** start **
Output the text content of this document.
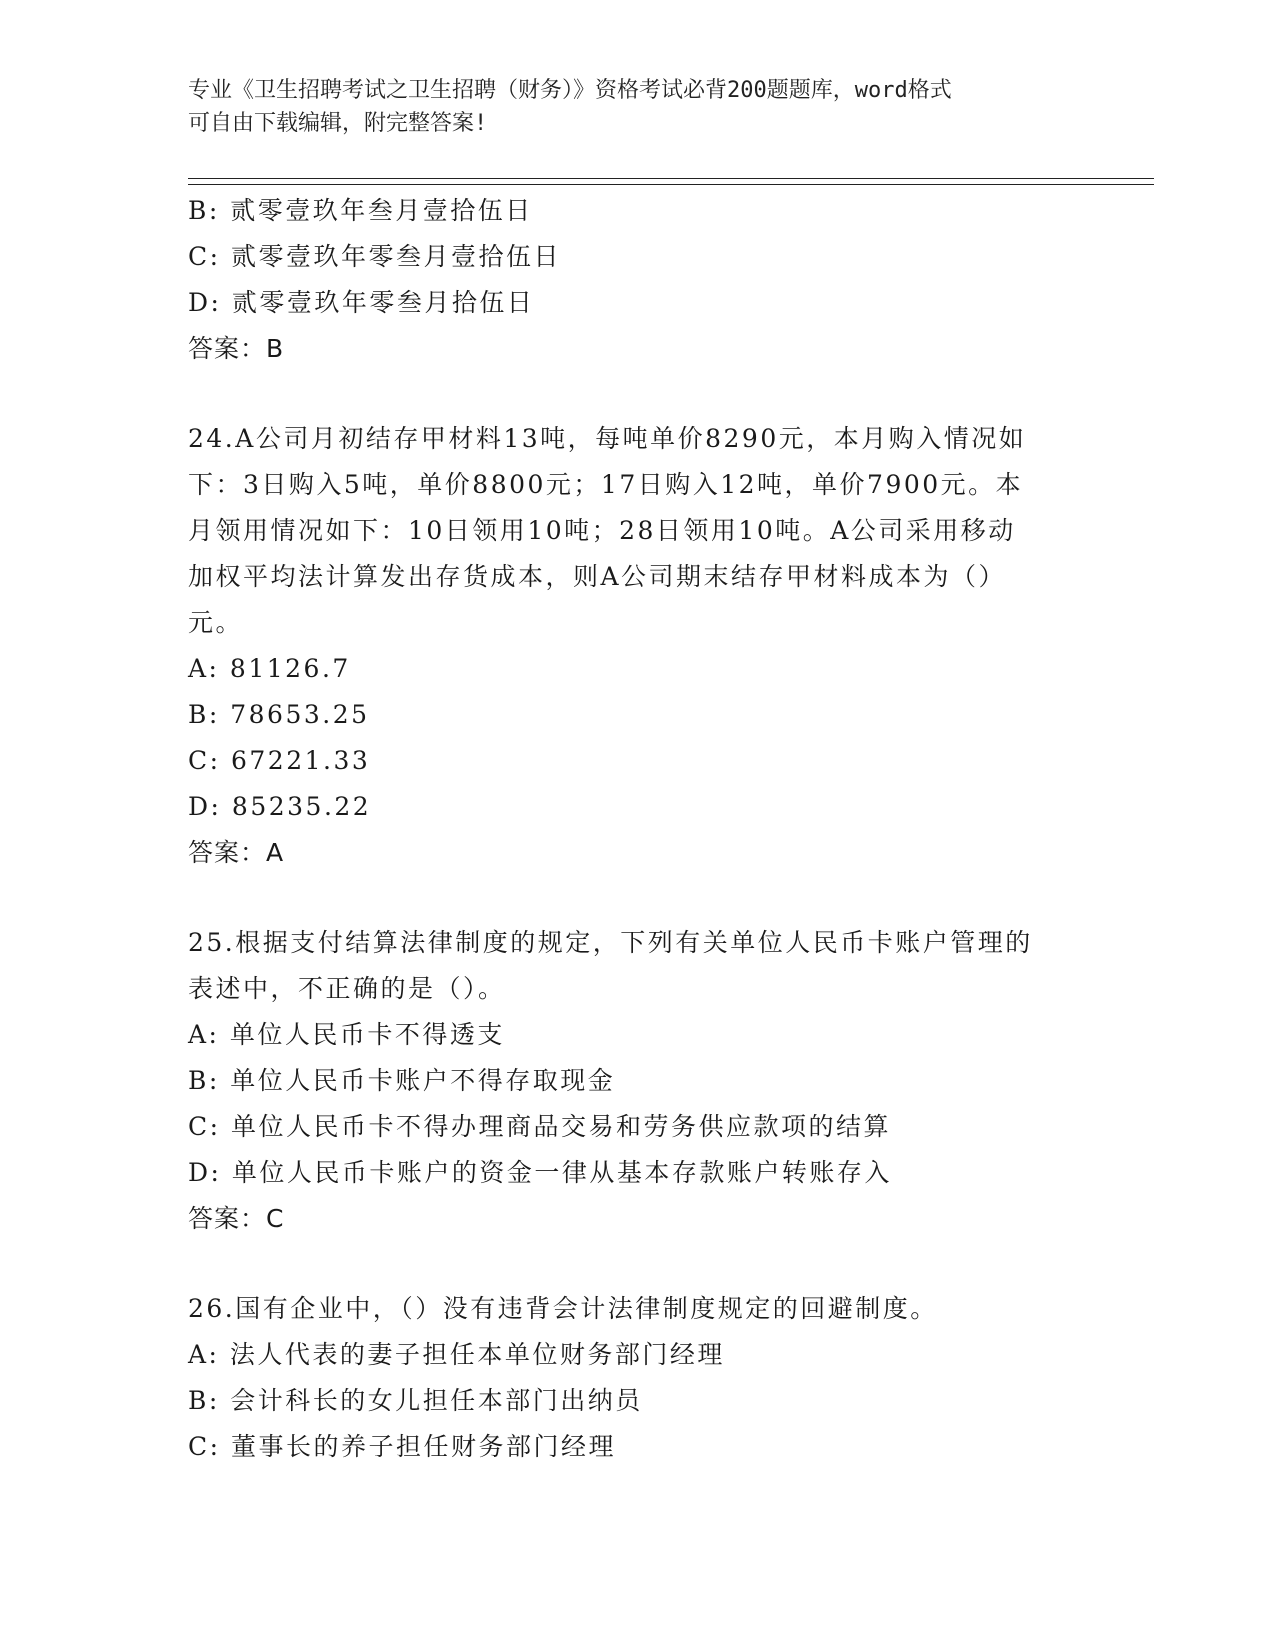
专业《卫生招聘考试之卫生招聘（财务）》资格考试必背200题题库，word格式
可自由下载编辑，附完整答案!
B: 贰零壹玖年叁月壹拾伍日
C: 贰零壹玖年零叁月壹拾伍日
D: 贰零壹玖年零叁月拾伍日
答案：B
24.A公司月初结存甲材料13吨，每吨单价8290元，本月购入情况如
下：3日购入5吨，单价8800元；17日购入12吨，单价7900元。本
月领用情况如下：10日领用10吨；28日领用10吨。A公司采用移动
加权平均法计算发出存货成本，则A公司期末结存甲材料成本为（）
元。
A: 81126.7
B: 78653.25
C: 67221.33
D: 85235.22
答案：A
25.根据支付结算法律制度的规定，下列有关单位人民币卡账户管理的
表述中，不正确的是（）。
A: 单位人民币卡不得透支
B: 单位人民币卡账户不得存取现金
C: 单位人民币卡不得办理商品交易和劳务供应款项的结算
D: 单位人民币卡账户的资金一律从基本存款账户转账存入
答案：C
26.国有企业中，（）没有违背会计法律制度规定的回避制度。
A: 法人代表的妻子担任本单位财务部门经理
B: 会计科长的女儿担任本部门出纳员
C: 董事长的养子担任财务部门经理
** end **
Write out the entries above verbatim; the pictures do not belong in your copy.

▸ **RESULT FOR THIS EXERCISE**:
Output the text content of this document.
专业《卫生招聘考试之卫生招聘（财务）》资格考试必背200题题库，word格式
可自由下载编辑，附完整答案!
B: 贰零壹玖年叁月壹拾伍日
C: 贰零壹玖年零叁月壹拾伍日
D: 贰零壹玖年零叁月拾伍日
答案：B
24.A公司月初结存甲材料13吨，每吨单价8290元，本月购入情况如
下：3日购入5吨，单价8800元；17日购入12吨，单价7900元。本
月领用情况如下：10日领用10吨；28日领用10吨。A公司采用移动
加权平均法计算发出存货成本，则A公司期末结存甲材料成本为（）
元。
A: 81126.7
B: 78653.25
C: 67221.33
D: 85235.22
答案：A
25.根据支付结算法律制度的规定，下列有关单位人民币卡账户管理的
表述中，不正确的是（）。
A: 单位人民币卡不得透支
B: 单位人民币卡账户不得存取现金
C: 单位人民币卡不得办理商品交易和劳务供应款项的结算
D: 单位人民币卡账户的资金一律从基本存款账户转账存入
答案：C
26.国有企业中，（）没有违背会计法律制度规定的回避制度。
A: 法人代表的妻子担任本单位财务部门经理
B: 会计科长的女儿担任本部门出纳员
C: 董事长的养子担任财务部门经理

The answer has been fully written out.